**What to work on:** From the entries that follow, extract each line holding the string "hours".

**Material supplied:**
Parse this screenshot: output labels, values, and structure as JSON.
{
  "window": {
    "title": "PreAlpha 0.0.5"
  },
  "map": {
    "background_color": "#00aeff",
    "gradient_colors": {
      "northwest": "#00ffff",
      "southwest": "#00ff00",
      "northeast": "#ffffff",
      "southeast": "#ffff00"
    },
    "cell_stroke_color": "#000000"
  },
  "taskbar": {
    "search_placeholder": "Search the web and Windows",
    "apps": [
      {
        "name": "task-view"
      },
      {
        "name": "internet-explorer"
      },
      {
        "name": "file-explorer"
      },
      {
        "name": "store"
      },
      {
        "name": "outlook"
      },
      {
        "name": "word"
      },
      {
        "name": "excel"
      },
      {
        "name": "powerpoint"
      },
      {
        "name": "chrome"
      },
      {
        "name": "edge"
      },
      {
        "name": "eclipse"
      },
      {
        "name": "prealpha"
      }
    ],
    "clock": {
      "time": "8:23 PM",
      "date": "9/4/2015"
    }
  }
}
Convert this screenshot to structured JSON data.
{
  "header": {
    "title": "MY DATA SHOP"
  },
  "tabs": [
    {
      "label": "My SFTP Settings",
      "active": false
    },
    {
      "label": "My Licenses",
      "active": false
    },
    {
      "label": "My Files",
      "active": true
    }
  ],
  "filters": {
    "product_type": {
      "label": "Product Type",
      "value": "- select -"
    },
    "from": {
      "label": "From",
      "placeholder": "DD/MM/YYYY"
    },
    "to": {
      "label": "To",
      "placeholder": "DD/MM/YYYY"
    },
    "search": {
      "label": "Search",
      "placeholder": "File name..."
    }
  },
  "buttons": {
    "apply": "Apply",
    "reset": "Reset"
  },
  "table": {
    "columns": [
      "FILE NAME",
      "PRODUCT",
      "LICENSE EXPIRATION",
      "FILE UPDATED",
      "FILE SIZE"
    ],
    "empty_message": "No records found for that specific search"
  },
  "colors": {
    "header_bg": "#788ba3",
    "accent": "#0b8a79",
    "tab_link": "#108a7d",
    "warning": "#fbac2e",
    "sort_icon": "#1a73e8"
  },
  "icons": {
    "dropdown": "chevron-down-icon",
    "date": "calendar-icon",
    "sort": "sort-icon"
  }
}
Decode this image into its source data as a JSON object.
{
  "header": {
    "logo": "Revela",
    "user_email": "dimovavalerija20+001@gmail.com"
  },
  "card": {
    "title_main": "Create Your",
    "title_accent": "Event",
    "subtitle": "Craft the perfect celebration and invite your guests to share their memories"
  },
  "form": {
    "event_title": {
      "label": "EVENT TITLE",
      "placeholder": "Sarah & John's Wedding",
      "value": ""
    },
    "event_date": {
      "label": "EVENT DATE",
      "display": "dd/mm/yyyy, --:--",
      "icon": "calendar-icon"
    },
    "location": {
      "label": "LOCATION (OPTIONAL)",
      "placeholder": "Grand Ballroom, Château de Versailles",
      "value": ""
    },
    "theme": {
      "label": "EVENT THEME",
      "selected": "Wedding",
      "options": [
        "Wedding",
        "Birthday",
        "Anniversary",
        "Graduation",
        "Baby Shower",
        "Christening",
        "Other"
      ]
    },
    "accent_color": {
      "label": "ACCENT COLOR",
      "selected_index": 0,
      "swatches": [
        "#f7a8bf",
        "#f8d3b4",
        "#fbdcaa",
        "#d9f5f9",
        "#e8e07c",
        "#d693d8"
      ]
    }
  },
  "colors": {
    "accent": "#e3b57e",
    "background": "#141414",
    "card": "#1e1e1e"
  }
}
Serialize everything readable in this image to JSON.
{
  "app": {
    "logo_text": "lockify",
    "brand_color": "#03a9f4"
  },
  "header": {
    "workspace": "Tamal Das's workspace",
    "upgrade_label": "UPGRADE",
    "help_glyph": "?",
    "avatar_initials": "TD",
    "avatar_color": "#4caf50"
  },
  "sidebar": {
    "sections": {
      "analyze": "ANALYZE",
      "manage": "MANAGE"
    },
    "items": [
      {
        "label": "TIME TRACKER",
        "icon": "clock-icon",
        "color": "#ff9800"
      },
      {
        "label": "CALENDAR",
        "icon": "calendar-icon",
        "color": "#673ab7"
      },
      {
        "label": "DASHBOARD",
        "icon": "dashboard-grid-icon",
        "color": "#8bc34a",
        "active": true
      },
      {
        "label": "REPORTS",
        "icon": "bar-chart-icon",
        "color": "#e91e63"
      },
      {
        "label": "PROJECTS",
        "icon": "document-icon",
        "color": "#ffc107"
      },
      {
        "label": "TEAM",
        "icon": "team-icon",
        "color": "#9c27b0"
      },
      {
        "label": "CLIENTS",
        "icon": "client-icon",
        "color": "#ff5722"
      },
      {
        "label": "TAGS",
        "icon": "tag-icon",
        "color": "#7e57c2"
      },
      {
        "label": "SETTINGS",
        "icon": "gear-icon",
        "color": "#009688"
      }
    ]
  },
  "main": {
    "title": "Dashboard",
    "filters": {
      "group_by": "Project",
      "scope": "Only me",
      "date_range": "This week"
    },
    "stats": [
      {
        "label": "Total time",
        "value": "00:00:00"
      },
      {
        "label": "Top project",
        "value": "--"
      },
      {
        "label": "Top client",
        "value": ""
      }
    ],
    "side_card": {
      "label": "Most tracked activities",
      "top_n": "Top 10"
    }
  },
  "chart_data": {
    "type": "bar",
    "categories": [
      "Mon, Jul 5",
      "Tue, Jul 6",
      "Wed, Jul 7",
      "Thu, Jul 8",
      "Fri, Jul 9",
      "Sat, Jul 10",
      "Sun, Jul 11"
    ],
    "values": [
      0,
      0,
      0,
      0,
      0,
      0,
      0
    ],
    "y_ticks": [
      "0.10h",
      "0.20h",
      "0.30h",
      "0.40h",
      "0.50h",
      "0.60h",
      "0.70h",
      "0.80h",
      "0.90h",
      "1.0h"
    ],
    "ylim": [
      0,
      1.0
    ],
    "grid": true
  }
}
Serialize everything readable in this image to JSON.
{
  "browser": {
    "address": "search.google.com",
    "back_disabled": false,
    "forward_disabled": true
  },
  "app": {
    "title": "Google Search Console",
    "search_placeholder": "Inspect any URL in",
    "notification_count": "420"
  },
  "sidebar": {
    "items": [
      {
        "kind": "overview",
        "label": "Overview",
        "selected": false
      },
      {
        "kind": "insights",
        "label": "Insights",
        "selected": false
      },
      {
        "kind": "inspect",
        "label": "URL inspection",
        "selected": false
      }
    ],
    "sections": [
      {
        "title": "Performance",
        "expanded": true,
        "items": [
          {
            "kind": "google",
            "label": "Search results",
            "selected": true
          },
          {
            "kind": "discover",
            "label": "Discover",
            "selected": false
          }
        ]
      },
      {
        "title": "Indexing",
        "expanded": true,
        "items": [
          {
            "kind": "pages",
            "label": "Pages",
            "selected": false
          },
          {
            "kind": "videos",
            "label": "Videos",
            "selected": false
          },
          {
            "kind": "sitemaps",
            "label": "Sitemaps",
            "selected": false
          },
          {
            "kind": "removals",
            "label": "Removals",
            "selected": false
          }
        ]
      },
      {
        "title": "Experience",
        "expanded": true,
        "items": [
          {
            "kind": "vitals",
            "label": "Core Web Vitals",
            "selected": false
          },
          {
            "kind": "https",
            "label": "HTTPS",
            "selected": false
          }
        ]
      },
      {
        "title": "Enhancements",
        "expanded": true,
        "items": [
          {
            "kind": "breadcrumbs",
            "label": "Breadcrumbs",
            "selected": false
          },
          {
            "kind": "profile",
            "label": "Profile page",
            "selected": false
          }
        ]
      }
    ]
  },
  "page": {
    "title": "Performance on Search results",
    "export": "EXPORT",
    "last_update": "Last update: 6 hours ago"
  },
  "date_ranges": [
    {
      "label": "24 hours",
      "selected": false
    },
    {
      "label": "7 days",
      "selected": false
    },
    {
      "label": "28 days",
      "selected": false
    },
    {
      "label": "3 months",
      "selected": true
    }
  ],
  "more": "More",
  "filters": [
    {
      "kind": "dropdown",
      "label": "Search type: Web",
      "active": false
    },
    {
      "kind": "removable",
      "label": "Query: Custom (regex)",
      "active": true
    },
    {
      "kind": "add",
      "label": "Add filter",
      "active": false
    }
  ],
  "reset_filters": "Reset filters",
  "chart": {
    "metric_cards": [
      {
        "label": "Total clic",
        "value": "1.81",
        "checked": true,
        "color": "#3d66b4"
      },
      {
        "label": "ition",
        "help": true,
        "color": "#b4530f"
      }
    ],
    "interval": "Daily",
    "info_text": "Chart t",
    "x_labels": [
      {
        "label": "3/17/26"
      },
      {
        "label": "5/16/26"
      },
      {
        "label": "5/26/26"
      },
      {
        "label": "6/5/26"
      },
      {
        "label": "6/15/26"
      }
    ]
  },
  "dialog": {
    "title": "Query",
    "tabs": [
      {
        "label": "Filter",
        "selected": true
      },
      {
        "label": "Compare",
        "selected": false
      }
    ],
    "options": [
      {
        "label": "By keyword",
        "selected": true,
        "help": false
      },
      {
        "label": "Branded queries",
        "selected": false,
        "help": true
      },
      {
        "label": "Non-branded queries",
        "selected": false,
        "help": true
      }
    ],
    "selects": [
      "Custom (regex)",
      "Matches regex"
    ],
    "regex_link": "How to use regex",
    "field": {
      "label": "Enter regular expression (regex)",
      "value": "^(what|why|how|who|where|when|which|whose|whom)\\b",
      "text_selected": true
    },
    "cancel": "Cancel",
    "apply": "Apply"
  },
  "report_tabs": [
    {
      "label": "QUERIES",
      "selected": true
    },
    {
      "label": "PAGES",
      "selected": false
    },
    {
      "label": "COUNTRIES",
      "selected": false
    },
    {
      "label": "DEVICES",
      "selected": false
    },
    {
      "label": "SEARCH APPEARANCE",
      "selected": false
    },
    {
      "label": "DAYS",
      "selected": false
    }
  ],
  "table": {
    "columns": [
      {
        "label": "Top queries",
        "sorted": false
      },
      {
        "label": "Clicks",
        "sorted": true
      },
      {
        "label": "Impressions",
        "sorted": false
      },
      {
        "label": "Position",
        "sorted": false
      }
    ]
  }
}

**Written answer:**
    "last_update": "Last update: 6 hours ago"
      "label": "24 hours",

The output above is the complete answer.